### Problem statement
Reply with the count of lines holding "title", nothing more.

-- BEGIN Records to process --

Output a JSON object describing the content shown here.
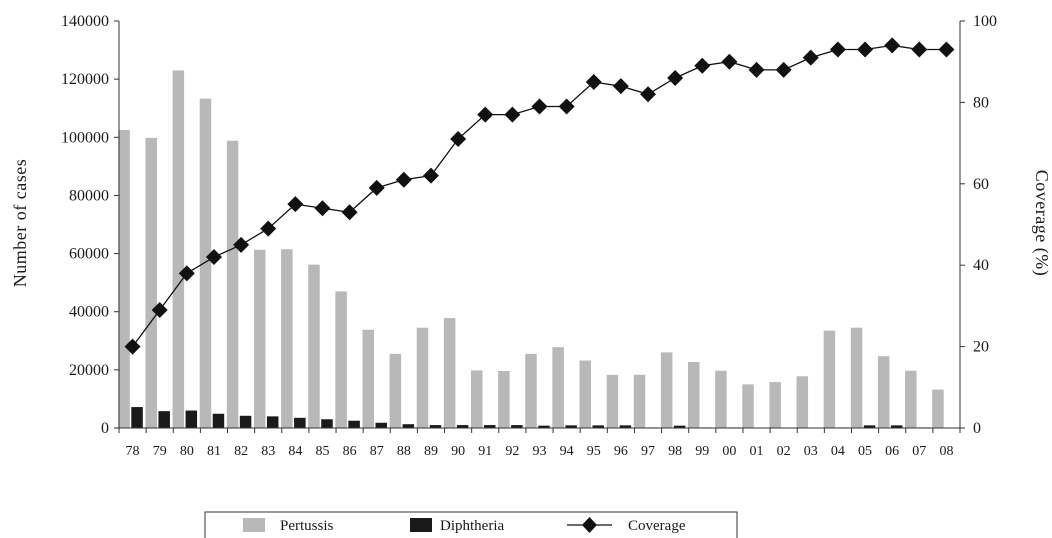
{
  "chart_data": {
    "type": "bar",
    "categories": [
      "78",
      "79",
      "80",
      "81",
      "82",
      "83",
      "84",
      "85",
      "86",
      "87",
      "88",
      "89",
      "90",
      "91",
      "92",
      "93",
      "94",
      "95",
      "96",
      "97",
      "98",
      "99",
      "00",
      "01",
      "02",
      "03",
      "04",
      "05",
      "06",
      "07",
      "08"
    ],
    "series": [
      {
        "name": "Pertussis",
        "type": "bar",
        "axis": "left",
        "color": "#b8b8b8",
        "values": [
          102500,
          99800,
          123000,
          113300,
          98800,
          61300,
          61500,
          56200,
          47000,
          33800,
          25500,
          34500,
          37800,
          19800,
          19600,
          25500,
          27800,
          23200,
          18300,
          18300,
          26000,
          22700,
          19700,
          15000,
          15800,
          17800,
          33500,
          34500,
          24700,
          19700,
          13200
        ]
      },
      {
        "name": "Diphtheria",
        "type": "bar",
        "axis": "left",
        "color": "#1a1a1a",
        "values": [
          7200,
          5800,
          6000,
          4900,
          4200,
          4000,
          3500,
          3000,
          2500,
          1800,
          1300,
          1000,
          1000,
          1000,
          1000,
          800,
          900,
          900,
          900,
          200,
          800,
          200,
          200,
          100,
          100,
          100,
          200,
          900,
          900,
          200,
          100
        ]
      },
      {
        "name": "Coverage",
        "type": "line",
        "axis": "right",
        "color": "#111111",
        "values": [
          20,
          29,
          38,
          42,
          45,
          49,
          55,
          54,
          53,
          59,
          61,
          62,
          71,
          77,
          77,
          79,
          79,
          85,
          84,
          82,
          86,
          89,
          90,
          88,
          88,
          91,
          93,
          93,
          94,
          93,
          93
        ]
      }
    ],
    "ylabel": "Number of cases",
    "ylabel_right": "Coverage (%)",
    "ylim": [
      0,
      140000
    ],
    "yticks": [
      "0",
      "20000",
      "40000",
      "60000",
      "80000",
      "100000",
      "120000",
      "140000"
    ],
    "ylim_right": [
      0,
      100
    ],
    "yticks_right": [
      "0",
      "20",
      "40",
      "60",
      "80",
      "100"
    ],
    "grid": false,
    "legend_position": "bottom"
  }
}
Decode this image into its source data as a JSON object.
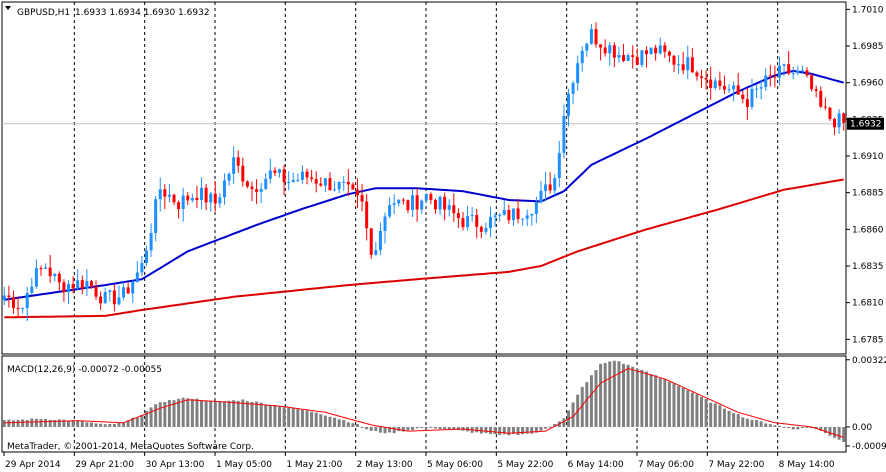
{
  "header": {
    "symbol": "GBPUSD,H1",
    "ohlc": "1.6933 1.6934 1.6930 1.6932",
    "macd_label": "MACD(12,26,9) -0.00072 -0.00055",
    "copyright": "MetaTrader, © 2001-2014, MetaQuotes Software Corp."
  },
  "colors": {
    "bull": "#1e90ff",
    "bear": "#ff0000",
    "ma_fast": "#0000cd",
    "ma_slow": "#dd0000",
    "histogram": "#808080",
    "signal": "#ff0000",
    "price_tag_bg": "#000000",
    "grid": "#000000",
    "price_line": "#c0c0c0"
  },
  "chart_data": [
    {
      "type": "candlestick",
      "title": "GBPUSD,H1",
      "ylim": [
        1.6775,
        1.7015
      ],
      "y_ticks": [
        "1.7010",
        "1.6985",
        "1.6960",
        "1.6935",
        "1.6910",
        "1.6885",
        "1.6860",
        "1.6835",
        "1.6810",
        "1.6785"
      ],
      "current_price": "1.6932",
      "x_labels": [
        "29 Apr 2014",
        "29 Apr 21:00",
        "30 Apr 13:00",
        "1 May 05:00",
        "1 May 21:00",
        "2 May 13:00",
        "5 May 06:00",
        "5 May 22:00",
        "6 May 14:00",
        "7 May 06:00",
        "7 May 22:00",
        "8 May 14:00"
      ],
      "anchors": [
        [
          0,
          1.6815
        ],
        [
          4,
          1.6807
        ],
        [
          6,
          1.6826
        ],
        [
          9,
          1.6835
        ],
        [
          12,
          1.6822
        ],
        [
          18,
          1.6824
        ],
        [
          22,
          1.6812
        ],
        [
          26,
          1.6815
        ],
        [
          30,
          1.6835
        ],
        [
          34,
          1.6888
        ],
        [
          38,
          1.6878
        ],
        [
          42,
          1.6885
        ],
        [
          46,
          1.6878
        ],
        [
          50,
          1.6906
        ],
        [
          54,
          1.6888
        ],
        [
          58,
          1.6898
        ],
        [
          62,
          1.6893
        ],
        [
          66,
          1.6896
        ],
        [
          70,
          1.6892
        ],
        [
          74,
          1.6888
        ],
        [
          78,
          1.6876
        ],
        [
          80,
          1.6842
        ],
        [
          84,
          1.688
        ],
        [
          88,
          1.6876
        ],
        [
          92,
          1.6883
        ],
        [
          96,
          1.6874
        ],
        [
          100,
          1.6866
        ],
        [
          104,
          1.6864
        ],
        [
          108,
          1.6868
        ],
        [
          112,
          1.6871
        ],
        [
          116,
          1.6878
        ],
        [
          120,
          1.6895
        ],
        [
          122,
          1.694
        ],
        [
          124,
          1.6965
        ],
        [
          126,
          1.6985
        ],
        [
          128,
          1.6993
        ],
        [
          130,
          1.6988
        ],
        [
          134,
          1.698
        ],
        [
          138,
          1.6978
        ],
        [
          142,
          1.6982
        ],
        [
          146,
          1.6975
        ],
        [
          150,
          1.6972
        ],
        [
          154,
          1.6962
        ],
        [
          158,
          1.6955
        ],
        [
          162,
          1.6948
        ],
        [
          166,
          1.696
        ],
        [
          170,
          1.6968
        ],
        [
          174,
          1.6965
        ],
        [
          176,
          1.6955
        ],
        [
          178,
          1.6942
        ],
        [
          180,
          1.6936
        ],
        [
          183,
          1.6932
        ]
      ],
      "ma_fast": [
        [
          0,
          1.6812
        ],
        [
          22,
          1.6822
        ],
        [
          30,
          1.6826
        ],
        [
          40,
          1.6845
        ],
        [
          55,
          1.6863
        ],
        [
          65,
          1.6874
        ],
        [
          75,
          1.6884
        ],
        [
          81,
          1.6888
        ],
        [
          90,
          1.6888
        ],
        [
          100,
          1.6886
        ],
        [
          110,
          1.688
        ],
        [
          117,
          1.6879
        ],
        [
          122,
          1.6886
        ],
        [
          128,
          1.6904
        ],
        [
          140,
          1.6922
        ],
        [
          150,
          1.6938
        ],
        [
          160,
          1.6954
        ],
        [
          168,
          1.6965
        ],
        [
          172,
          1.6968
        ],
        [
          176,
          1.6966
        ],
        [
          183,
          1.696
        ]
      ],
      "ma_slow": [
        [
          0,
          1.68
        ],
        [
          22,
          1.6801
        ],
        [
          30,
          1.6805
        ],
        [
          50,
          1.6814
        ],
        [
          75,
          1.6822
        ],
        [
          90,
          1.6826
        ],
        [
          110,
          1.6831
        ],
        [
          117,
          1.6835
        ],
        [
          125,
          1.6845
        ],
        [
          140,
          1.686
        ],
        [
          155,
          1.6873
        ],
        [
          170,
          1.6887
        ],
        [
          183,
          1.6894
        ]
      ]
    },
    {
      "type": "macd",
      "title": "MACD(12,26,9) -0.00072 -0.00055",
      "ylim": [
        -0.0012,
        0.0034
      ],
      "y_ticks": [
        "0.00322",
        "0.00",
        "-0.00091"
      ],
      "macd_anchors": [
        [
          0,
          0.0003
        ],
        [
          8,
          0.0004
        ],
        [
          16,
          0.0003
        ],
        [
          22,
          0.0001
        ],
        [
          26,
          0.0002
        ],
        [
          30,
          0.0006
        ],
        [
          34,
          0.0012
        ],
        [
          40,
          0.0014
        ],
        [
          46,
          0.0012
        ],
        [
          52,
          0.0013
        ],
        [
          60,
          0.001
        ],
        [
          68,
          0.0007
        ],
        [
          76,
          0.0002
        ],
        [
          80,
          -0.0002
        ],
        [
          84,
          -0.0003
        ],
        [
          92,
          0.0
        ],
        [
          100,
          -0.0002
        ],
        [
          108,
          -0.0004
        ],
        [
          116,
          -0.0003
        ],
        [
          122,
          0.0004
        ],
        [
          126,
          0.0019
        ],
        [
          130,
          0.003
        ],
        [
          133,
          0.0032
        ],
        [
          138,
          0.0028
        ],
        [
          146,
          0.0021
        ],
        [
          154,
          0.0012
        ],
        [
          162,
          0.0004
        ],
        [
          168,
          0.0001
        ],
        [
          172,
          -0.0001
        ],
        [
          176,
          0.0
        ],
        [
          183,
          -0.0007
        ]
      ],
      "signal_anchors": [
        [
          0,
          0.0002
        ],
        [
          16,
          0.0003
        ],
        [
          26,
          0.0002
        ],
        [
          34,
          0.0009
        ],
        [
          40,
          0.0013
        ],
        [
          48,
          0.0012
        ],
        [
          60,
          0.001
        ],
        [
          70,
          0.0007
        ],
        [
          80,
          0.0001
        ],
        [
          88,
          -0.0002
        ],
        [
          100,
          -0.0001
        ],
        [
          110,
          -0.0003
        ],
        [
          118,
          -0.0002
        ],
        [
          124,
          0.0005
        ],
        [
          130,
          0.0021
        ],
        [
          136,
          0.0028
        ],
        [
          144,
          0.0023
        ],
        [
          152,
          0.0015
        ],
        [
          160,
          0.0007
        ],
        [
          168,
          0.0002
        ],
        [
          176,
          0.0
        ],
        [
          183,
          -0.0005
        ]
      ]
    }
  ]
}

-- END Records to process --

### Solution to the problem
2